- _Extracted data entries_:
↓

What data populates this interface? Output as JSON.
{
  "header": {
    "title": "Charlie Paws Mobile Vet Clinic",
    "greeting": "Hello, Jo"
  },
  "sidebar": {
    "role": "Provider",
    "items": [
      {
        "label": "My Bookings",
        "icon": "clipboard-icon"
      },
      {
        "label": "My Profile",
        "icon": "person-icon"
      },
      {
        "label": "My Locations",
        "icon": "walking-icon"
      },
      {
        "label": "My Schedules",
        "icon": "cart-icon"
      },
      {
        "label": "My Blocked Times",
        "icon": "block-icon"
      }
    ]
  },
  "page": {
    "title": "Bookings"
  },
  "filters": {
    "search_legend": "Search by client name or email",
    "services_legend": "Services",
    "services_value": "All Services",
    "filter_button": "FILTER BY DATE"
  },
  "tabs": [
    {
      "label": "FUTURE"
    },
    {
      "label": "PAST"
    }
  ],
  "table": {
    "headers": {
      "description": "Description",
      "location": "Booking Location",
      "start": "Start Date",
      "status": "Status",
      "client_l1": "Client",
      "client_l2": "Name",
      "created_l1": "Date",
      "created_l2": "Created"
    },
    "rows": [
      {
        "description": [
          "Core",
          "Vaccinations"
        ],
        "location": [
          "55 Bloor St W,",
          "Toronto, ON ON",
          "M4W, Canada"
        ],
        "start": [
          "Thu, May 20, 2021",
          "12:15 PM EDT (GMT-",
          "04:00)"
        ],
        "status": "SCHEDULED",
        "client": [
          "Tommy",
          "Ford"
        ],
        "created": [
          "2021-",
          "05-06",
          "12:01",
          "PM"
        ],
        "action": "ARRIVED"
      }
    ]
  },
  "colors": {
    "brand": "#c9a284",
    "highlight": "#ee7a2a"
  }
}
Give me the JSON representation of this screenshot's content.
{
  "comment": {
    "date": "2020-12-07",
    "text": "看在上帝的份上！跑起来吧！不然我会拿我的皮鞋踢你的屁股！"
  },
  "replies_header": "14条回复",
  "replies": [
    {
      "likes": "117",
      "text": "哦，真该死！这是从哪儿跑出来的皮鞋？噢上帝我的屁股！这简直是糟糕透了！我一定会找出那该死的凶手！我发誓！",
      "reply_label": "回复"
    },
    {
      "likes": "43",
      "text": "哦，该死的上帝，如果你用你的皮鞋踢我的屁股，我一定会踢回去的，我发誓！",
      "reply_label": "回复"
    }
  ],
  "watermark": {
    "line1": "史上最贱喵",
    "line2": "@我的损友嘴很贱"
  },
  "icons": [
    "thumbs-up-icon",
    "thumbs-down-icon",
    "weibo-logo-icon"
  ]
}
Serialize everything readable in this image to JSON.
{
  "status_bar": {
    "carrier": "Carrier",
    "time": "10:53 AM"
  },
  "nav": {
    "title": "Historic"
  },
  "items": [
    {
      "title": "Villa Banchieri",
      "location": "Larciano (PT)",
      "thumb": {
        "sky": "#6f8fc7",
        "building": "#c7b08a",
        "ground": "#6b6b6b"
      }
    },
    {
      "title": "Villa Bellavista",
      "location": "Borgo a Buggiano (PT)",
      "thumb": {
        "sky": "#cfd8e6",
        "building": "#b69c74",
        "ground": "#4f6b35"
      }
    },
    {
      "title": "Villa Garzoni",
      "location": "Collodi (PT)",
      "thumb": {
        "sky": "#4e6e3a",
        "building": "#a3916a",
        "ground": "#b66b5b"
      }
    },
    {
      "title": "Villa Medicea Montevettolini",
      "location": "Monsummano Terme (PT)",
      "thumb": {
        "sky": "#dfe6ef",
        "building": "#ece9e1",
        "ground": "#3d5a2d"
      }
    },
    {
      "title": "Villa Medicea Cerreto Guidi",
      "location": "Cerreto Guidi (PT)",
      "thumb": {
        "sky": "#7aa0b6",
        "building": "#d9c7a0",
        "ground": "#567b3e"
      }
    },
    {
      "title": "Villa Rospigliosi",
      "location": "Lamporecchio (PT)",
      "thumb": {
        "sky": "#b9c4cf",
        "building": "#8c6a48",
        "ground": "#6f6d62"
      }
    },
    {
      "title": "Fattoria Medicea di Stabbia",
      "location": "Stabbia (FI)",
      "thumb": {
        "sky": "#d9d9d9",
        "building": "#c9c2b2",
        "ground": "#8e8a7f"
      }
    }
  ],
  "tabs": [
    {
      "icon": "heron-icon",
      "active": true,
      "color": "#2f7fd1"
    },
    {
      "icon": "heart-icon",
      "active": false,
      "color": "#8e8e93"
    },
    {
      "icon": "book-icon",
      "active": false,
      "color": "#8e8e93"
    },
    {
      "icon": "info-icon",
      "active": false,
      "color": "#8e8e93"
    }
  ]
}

↑

- _Work to be completed_: Write out once more the lines above beginning at the line with "Serialize everything readable"; continue through the final line and stop there.

- _Final answer_:
Serialize everything readable in this image to JSON.
{
  "status_bar": {
    "carrier": "Carrier",
    "time": "10:53 AM"
  },
  "nav": {
    "title": "Historic"
  },
  "items": [
    {
      "title": "Villa Banchieri",
      "location": "Larciano (PT)",
      "thumb": {
        "sky": "#6f8fc7",
        "building": "#c7b08a",
        "ground": "#6b6b6b"
      }
    },
    {
      "title": "Villa Bellavista",
      "location": "Borgo a Buggiano (PT)",
      "thumb": {
        "sky": "#cfd8e6",
        "building": "#b69c74",
        "ground": "#4f6b35"
      }
    },
    {
      "title": "Villa Garzoni",
      "location": "Collodi (PT)",
      "thumb": {
        "sky": "#4e6e3a",
        "building": "#a3916a",
        "ground": "#b66b5b"
      }
    },
    {
      "title": "Villa Medicea Montevettolini",
      "location": "Monsummano Terme (PT)",
      "thumb": {
        "sky": "#dfe6ef",
        "building": "#ece9e1",
        "ground": "#3d5a2d"
      }
    },
    {
      "title": "Villa Medicea Cerreto Guidi",
      "location": "Cerreto Guidi (PT)",
      "thumb": {
        "sky": "#7aa0b6",
        "building": "#d9c7a0",
        "ground": "#567b3e"
      }
    },
    {
      "title": "Villa Rospigliosi",
      "location": "Lamporecchio (PT)",
      "thumb": {
        "sky": "#b9c4cf",
        "building": "#8c6a48",
        "ground": "#6f6d62"
      }
    },
    {
      "title": "Fattoria Medicea di Stabbia",
      "location": "Stabbia (FI)",
      "thumb": {
        "sky": "#d9d9d9",
        "building": "#c9c2b2",
        "ground": "#8e8a7f"
      }
    }
  ],
  "tabs": [
    {
      "icon": "heron-icon",
      "active": true,
      "color": "#2f7fd1"
    },
    {
      "icon": "heart-icon",
      "active": false,
      "color": "#8e8e93"
    },
    {
      "icon": "book-icon",
      "active": false,
      "color": "#8e8e93"
    },
    {
      "icon": "info-icon",
      "active": false,
      "color": "#8e8e93"
    }
  ]
}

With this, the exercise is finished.